** start **

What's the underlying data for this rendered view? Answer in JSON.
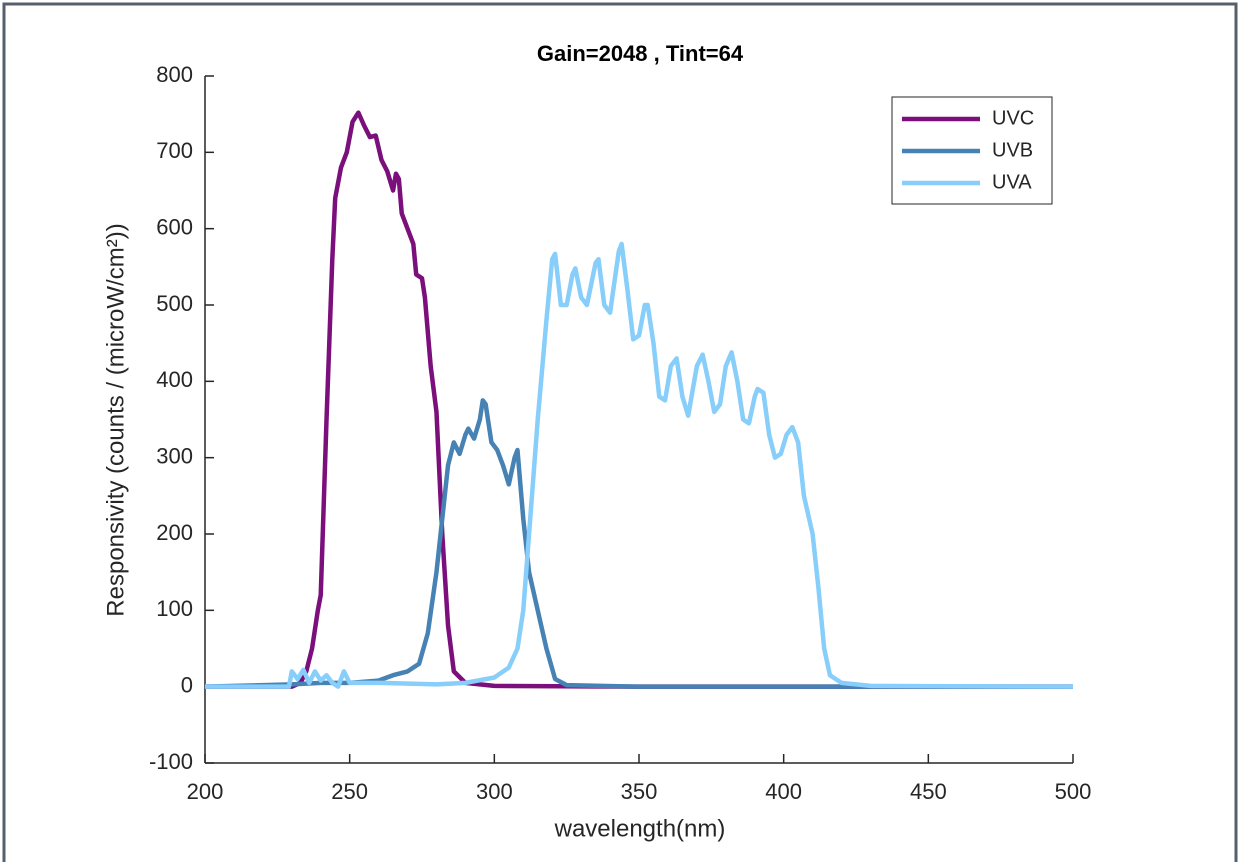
{
  "chart_data": {
    "type": "line",
    "title": "Gain=2048  ,  Tint=64",
    "xlabel": "wavelength(nm)",
    "ylabel": "Responsivity (counts / (microW/cm²))",
    "xlim": [
      200,
      500
    ],
    "xticks": [
      200,
      250,
      300,
      350,
      400,
      450,
      500
    ],
    "ylim": [
      -100,
      800
    ],
    "yticks": [
      -100,
      0,
      100,
      200,
      300,
      400,
      500,
      600,
      700,
      800
    ],
    "legend": "upper-right",
    "series": [
      {
        "name": "UVC",
        "color": "#7b0f7b",
        "x": [
          200,
          230,
          233,
          235,
          237,
          239,
          240,
          242,
          244,
          245,
          247,
          249,
          251,
          253,
          255,
          257,
          259,
          261,
          263,
          265,
          266,
          267,
          268,
          270,
          272,
          273,
          275,
          276,
          278,
          280,
          282,
          284,
          286,
          290,
          300,
          350,
          500
        ],
        "values": [
          0,
          0,
          5,
          20,
          50,
          100,
          120,
          350,
          560,
          640,
          680,
          700,
          740,
          752,
          735,
          720,
          722,
          690,
          675,
          650,
          672,
          665,
          620,
          600,
          580,
          540,
          535,
          510,
          420,
          360,
          200,
          80,
          20,
          5,
          1,
          0,
          0
        ]
      },
      {
        "name": "UVB",
        "color": "#4682b4",
        "x": [
          200,
          230,
          240,
          250,
          260,
          265,
          270,
          274,
          277,
          280,
          282,
          284,
          286,
          288,
          290,
          291,
          293,
          295,
          296,
          297,
          299,
          301,
          303,
          305,
          307,
          308,
          310,
          312,
          315,
          318,
          321,
          325,
          350,
          500
        ],
        "values": [
          0,
          3,
          5,
          5,
          8,
          15,
          20,
          30,
          70,
          150,
          220,
          290,
          320,
          305,
          330,
          338,
          325,
          350,
          375,
          370,
          320,
          310,
          290,
          265,
          300,
          310,
          220,
          150,
          100,
          50,
          10,
          2,
          0,
          0
        ]
      },
      {
        "name": "UVA",
        "color": "#87cefa",
        "x": [
          200,
          229,
          230,
          232,
          234,
          236,
          238,
          240,
          242,
          244,
          246,
          248,
          250,
          260,
          280,
          290,
          300,
          305,
          308,
          310,
          312,
          315,
          318,
          320,
          321,
          323,
          325,
          327,
          328,
          330,
          332,
          335,
          336,
          338,
          340,
          343,
          344,
          346,
          348,
          350,
          352,
          353,
          355,
          357,
          359,
          361,
          363,
          365,
          367,
          370,
          372,
          374,
          376,
          378,
          380,
          382,
          384,
          386,
          388,
          390,
          391,
          393,
          395,
          397,
          399,
          401,
          403,
          405,
          407,
          410,
          412,
          414,
          416,
          420,
          430,
          500
        ],
        "values": [
          0,
          0,
          20,
          10,
          22,
          5,
          20,
          8,
          15,
          5,
          0,
          20,
          5,
          5,
          3,
          5,
          12,
          25,
          50,
          100,
          200,
          350,
          480,
          560,
          567,
          500,
          500,
          540,
          548,
          510,
          500,
          555,
          560,
          500,
          490,
          570,
          580,
          520,
          455,
          460,
          500,
          500,
          450,
          380,
          375,
          420,
          430,
          380,
          355,
          420,
          435,
          400,
          360,
          370,
          420,
          438,
          400,
          350,
          345,
          380,
          390,
          385,
          330,
          300,
          305,
          330,
          340,
          320,
          250,
          200,
          130,
          50,
          15,
          5,
          1,
          0
        ]
      }
    ]
  }
}
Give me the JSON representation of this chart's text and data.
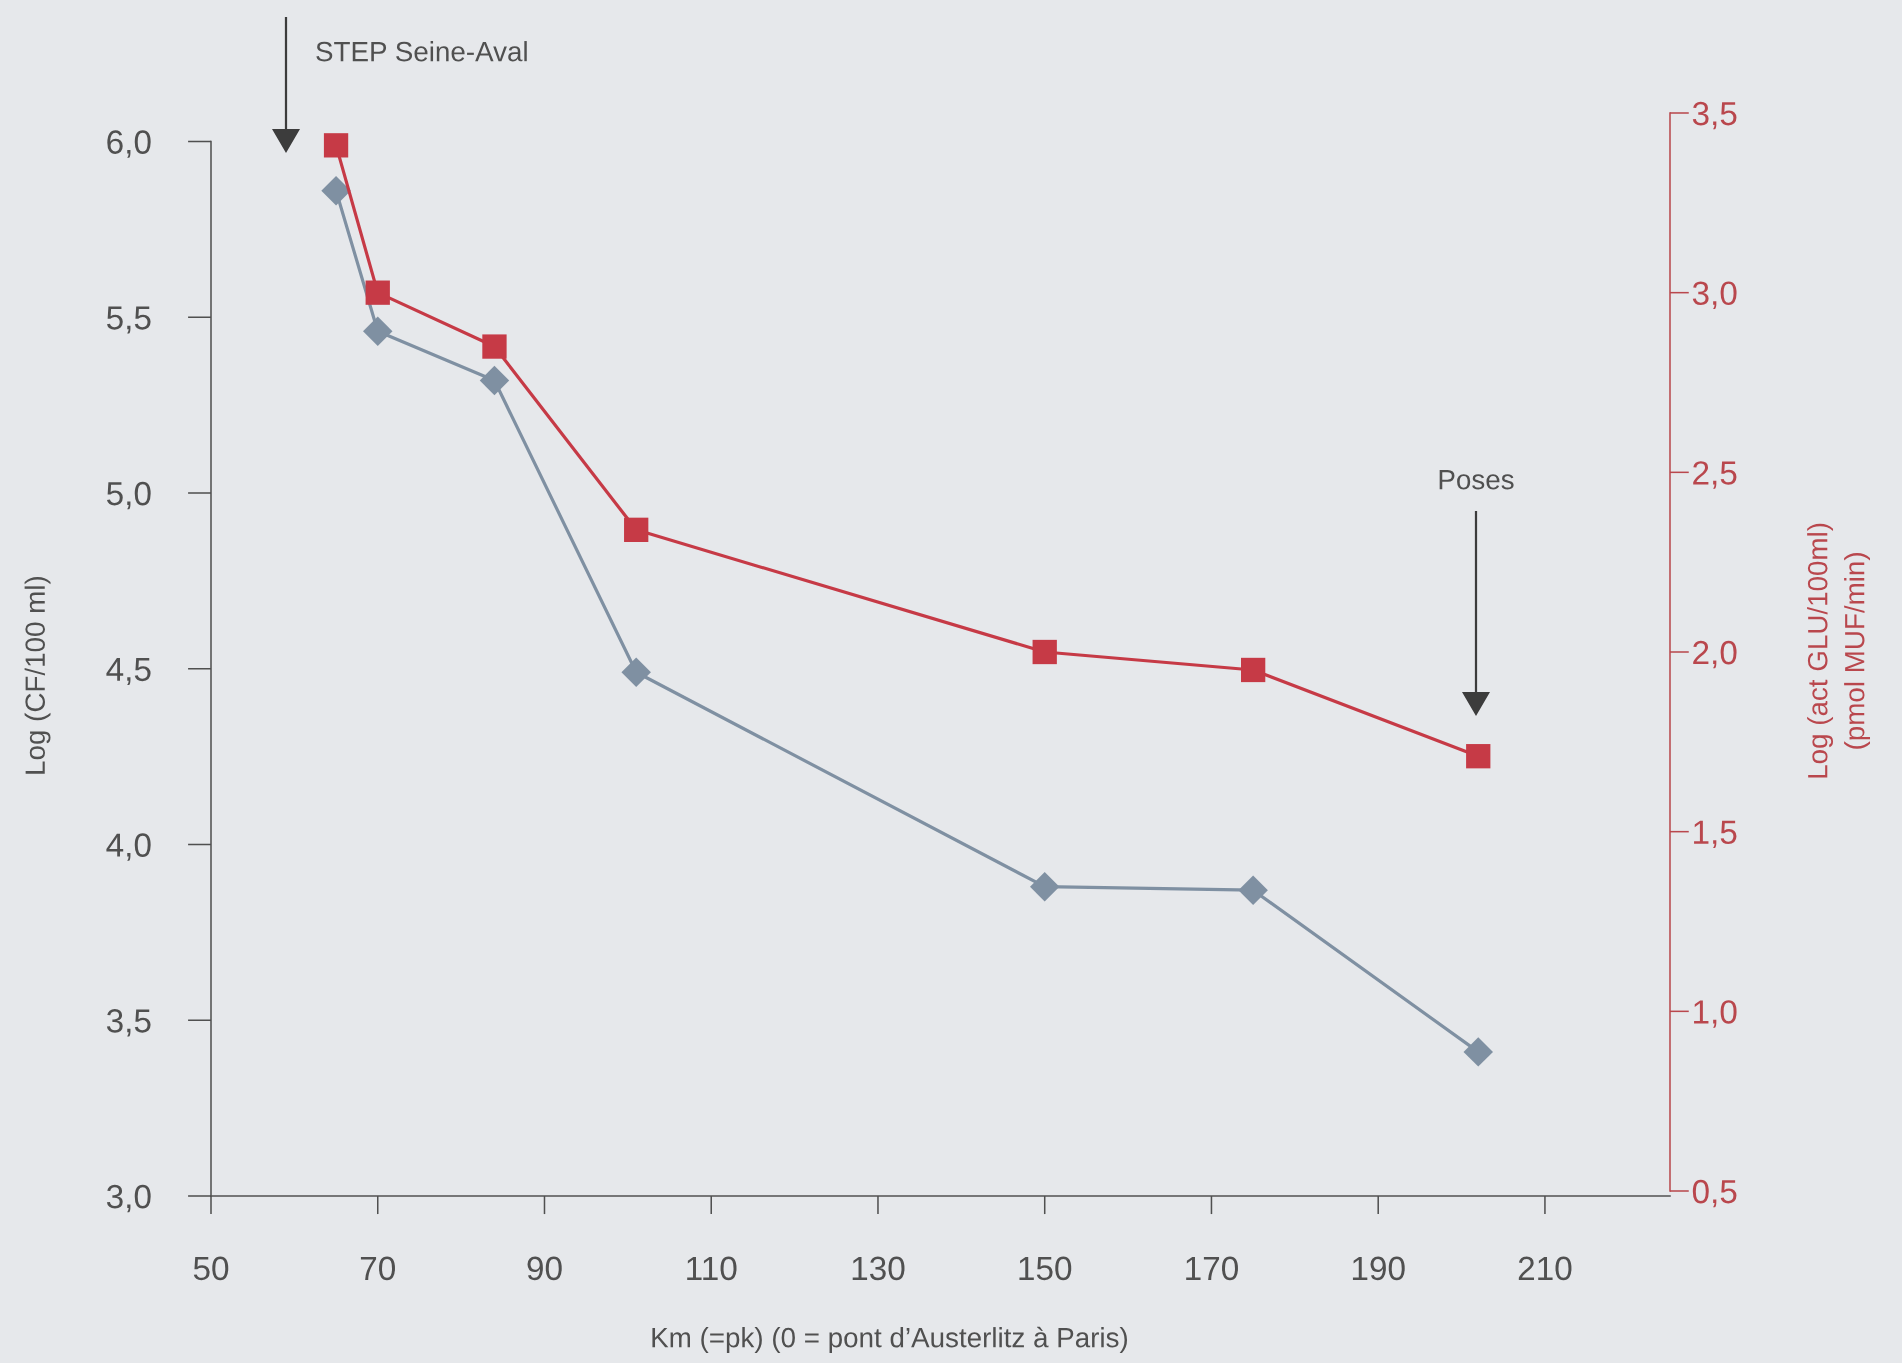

** end **

■ Short problem
Give back the entries verbatim. Do not include any picture.

■ The answer
What's the underlying data for this rendered view? Answer in JSON.
{
  "chart_data": {
    "type": "line",
    "title": "Gain=2048  ,  Tint=64",
    "xlabel": "wavelength(nm)",
    "ylabel": "Responsivity (counts / (microW/cm²))",
    "xlim": [
      200,
      500
    ],
    "xticks": [
      200,
      250,
      300,
      350,
      400,
      450,
      500
    ],
    "ylim": [
      -100,
      800
    ],
    "yticks": [
      -100,
      0,
      100,
      200,
      300,
      400,
      500,
      600,
      700,
      800
    ],
    "legend": "upper-right",
    "series": [
      {
        "name": "UVC",
        "color": "#7b0f7b",
        "x": [
          200,
          230,
          233,
          235,
          237,
          239,
          240,
          242,
          244,
          245,
          247,
          249,
          251,
          253,
          255,
          257,
          259,
          261,
          263,
          265,
          266,
          267,
          268,
          270,
          272,
          273,
          275,
          276,
          278,
          280,
          282,
          284,
          286,
          290,
          300,
          350,
          500
        ],
        "values": [
          0,
          0,
          5,
          20,
          50,
          100,
          120,
          350,
          560,
          640,
          680,
          700,
          740,
          752,
          735,
          720,
          722,
          690,
          675,
          650,
          672,
          665,
          620,
          600,
          580,
          540,
          535,
          510,
          420,
          360,
          200,
          80,
          20,
          5,
          1,
          0,
          0
        ]
      },
      {
        "name": "UVB",
        "color": "#4682b4",
        "x": [
          200,
          230,
          240,
          250,
          260,
          265,
          270,
          274,
          277,
          280,
          282,
          284,
          286,
          288,
          290,
          291,
          293,
          295,
          296,
          297,
          299,
          301,
          303,
          305,
          307,
          308,
          310,
          312,
          315,
          318,
          321,
          325,
          350,
          500
        ],
        "values": [
          0,
          3,
          5,
          5,
          8,
          15,
          20,
          30,
          70,
          150,
          220,
          290,
          320,
          305,
          330,
          338,
          325,
          350,
          375,
          370,
          320,
          310,
          290,
          265,
          300,
          310,
          220,
          150,
          100,
          50,
          10,
          2,
          0,
          0
        ]
      },
      {
        "name": "UVA",
        "color": "#87cefa",
        "x": [
          200,
          229,
          230,
          232,
          234,
          236,
          238,
          240,
          242,
          244,
          246,
          248,
          250,
          260,
          280,
          290,
          300,
          305,
          308,
          310,
          312,
          315,
          318,
          320,
          321,
          323,
          325,
          327,
          328,
          330,
          332,
          335,
          336,
          338,
          340,
          343,
          344,
          346,
          348,
          350,
          352,
          353,
          355,
          357,
          359,
          361,
          363,
          365,
          367,
          370,
          372,
          374,
          376,
          378,
          380,
          382,
          384,
          386,
          388,
          390,
          391,
          393,
          395,
          397,
          399,
          401,
          403,
          405,
          407,
          410,
          412,
          414,
          416,
          420,
          430,
          500
        ],
        "values": [
          0,
          0,
          20,
          10,
          22,
          5,
          20,
          8,
          15,
          5,
          0,
          20,
          5,
          5,
          3,
          5,
          12,
          25,
          50,
          100,
          200,
          350,
          480,
          560,
          567,
          500,
          500,
          540,
          548,
          510,
          500,
          555,
          560,
          500,
          490,
          570,
          580,
          520,
          455,
          460,
          500,
          500,
          450,
          380,
          375,
          420,
          430,
          380,
          355,
          420,
          435,
          400,
          360,
          370,
          420,
          438,
          400,
          350,
          345,
          380,
          390,
          385,
          330,
          300,
          305,
          330,
          340,
          320,
          250,
          200,
          130,
          50,
          15,
          5,
          1,
          0
        ]
      }
    ]
  }
}
Give me the JSON representation of this chart's text and data.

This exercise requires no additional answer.